[Page]
** begin **

Henry R. MASSEY and Ann Alicia Massey, Appellants, v. COLUMBUS STATE BANK, Appellee.

No. 01-99-01432-CV.

Decided: November 09, 2000

Panel consists of Chief Justice SCHNEIDER and Justices WILSON and ANDELL. Henry P. Massey, Houston, for Appellant. Janet E. Militello, Houston, for Appellee.

OPINION

This is an appeal from a default judgment granted in favor of appellee, Columbus State Bank. Henry Massey and Ann Massey, appellants, appeal, contending (1) the default judgment against them should be set aside, and (2) the trial court committed several errors in the damages portion of the judgment. We affirm the judgment of the trial court.

Factual Background

Several years ago Henry Massey was a shareholder in Columbus State Bank and sat on its Board of Directors.   Mr. Massey borrowed a large sum of money from the Bank, pledging his stock in the Bank and other assets as collateral.   The Bank was forced to foreclose on his stock and other collateral when he did not fulfill his obligations.   Mr. Massey also was removed from his seat on the Board.

At one point, Mr. Massey's daughter, Ann Massey, owned one share of stock in the Bank. Based on her de minimis ownership, Mr. Massey and his daughter began writing a series of letters and making certain demands on the Bank for its financial records, Board records, stockholder lists, a summary of the total attorney's fees paid, a reconciliation of all loan loss reserves on all other accounts, and a summary of all travel, entertainment, and convention expenses paid.   Mr. Massey and his daughter also filed a complaint with the Texas Department of Banking alleging embezzlement of dividends, a grievance with the State Bar of Texas for the Bank's Board's chairperson, a complaint with the Texas State Board of Public Accountancy against the Bank's outside independent accounting firm concerning information that the firm provided to them, and a complaint with the Sheriff's Department of Colorado County, Texas, claiming that property had been stolen.

The Bank then filed its Original Petition and Mr. Massey and his daughter were served with citation.   Mr. Massey and his daughter did not file an answer or otherwise appear in the suit.   As such, the Bank moved for and was granted an interlocutory default judgment against Mr. Massey and his daughter.   After a hearing on damages, the district court signed the final judgment.   Although Mr. Massey and his daughter did not answer or participate in the suit, they filed a number of motions and letters, many of which were served on Columbus State Bank.

** end **

[To be done]
1. According to the court opinion, why did the Bank obtain an interlocutory default judgment against Mr. Massey and his daughter? Please answer in one to three sentences.
2. Resume the court opinion on the Massey appeal from the point where it stops.
The listing is separate material with no connection to the court opinion.

[Data section]
** begin **

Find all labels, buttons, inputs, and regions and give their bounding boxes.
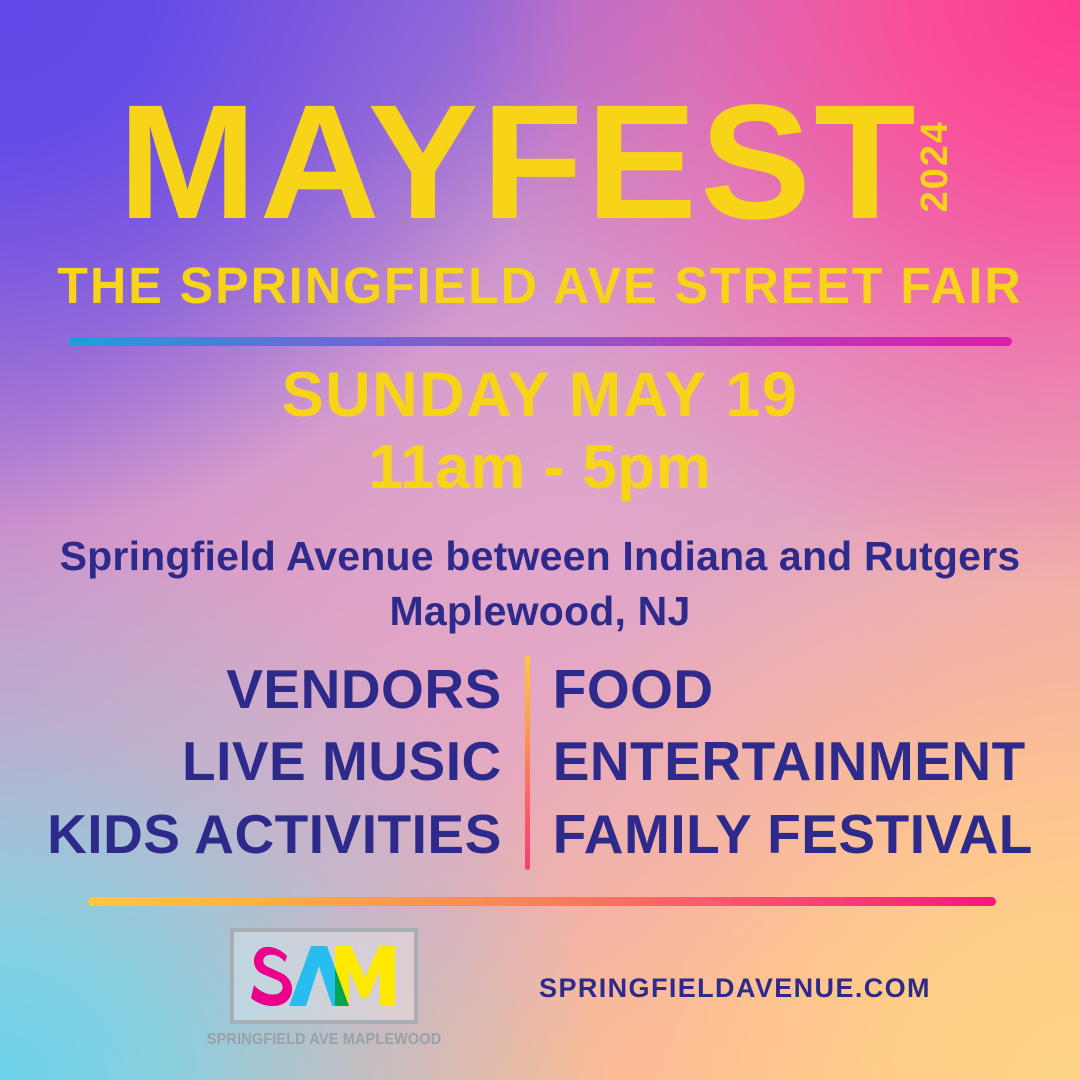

** end **

[Responses in order]
1. Mr. Massey and his daughter were served with citation after the Bank filed its Original Petition, but they did not file an answer or otherwise appear in the suit. Because of that, the Bank moved for an interlocutory default judgment against them, and the court granted it.

2.
Default Judgment Cannot Be Set Aside

 Complaints regarding the trial court's failure to set aside a default judgment must be raised in a motion for new trial.   tex.R.Civ.P. 324(b)(1).   In the motion for new trial, the movant must:  (1) establish that the failure to answer was not intentional or the result of conscious indifference;  (2) set up a meritorious defense;  and (3) demonstrate that setting aside the default judgment would not delay or otherwise injure the plaintiff.  Craddock v. Sunshine Bus Lines, Inc., 134 Tex. 388, 133 S.W.2d 124, 126 (1939).   Because this is a direct appeal from a default judgment, Mr. Massey and his daughter are required to prove the Craddock elements.   However, Mr. Massey and his daughter did not argue any of the Craddock elements in their brief, or in any post-judgment motions.   Even if Mr. Massey and his daughter had set forth proof of the points of error they assert in their brief, it would not be sufficient in this case.   Proof of a meritorious defense would only satisfy the second element of Craddock.

Bank's Prior Suit

 Columbus State Bank filed a suit against Mr. Massey and his daughter in 1993 that was dismissed for want of prosecution.   Mr. Massey and his daughter assert that the dismissal of the Bank's prior suit for want of prosecution bars the Bank's causes of action here.   A dismissal for want of prosecution is not “with prejudice.”  Carter v. Charles, 853 S.W.2d 667, 672 (Tex.App.-Houston [14th Dist.] 1993, no writ).   It is not an adjudication of the rights of the parties, but simply places the parties in the position they were in prior to filing the action.  Id. Therefore, the dismissal of the prior suit does not bar any of the Bank's present claims.

Statute of Limitations

 Mr. Massey and his daughter argue that the exhibits submitted at the damages hearing were barred by the statute of limitations.   First, there is no authority that the statute of limitations applies to evidence submitted in support of a claim.   Additionally, limitations is procedural and may be waived if not affirmatively plead.   tex.R.Civ.P. 94;  Luker v. Arnold, 843 S.W.2d 108, 120 (Tex.App.-Fort Worth, 1992, no writ).   As such, Mr. Massey and his daughter waived limitations by failing to answer the suit.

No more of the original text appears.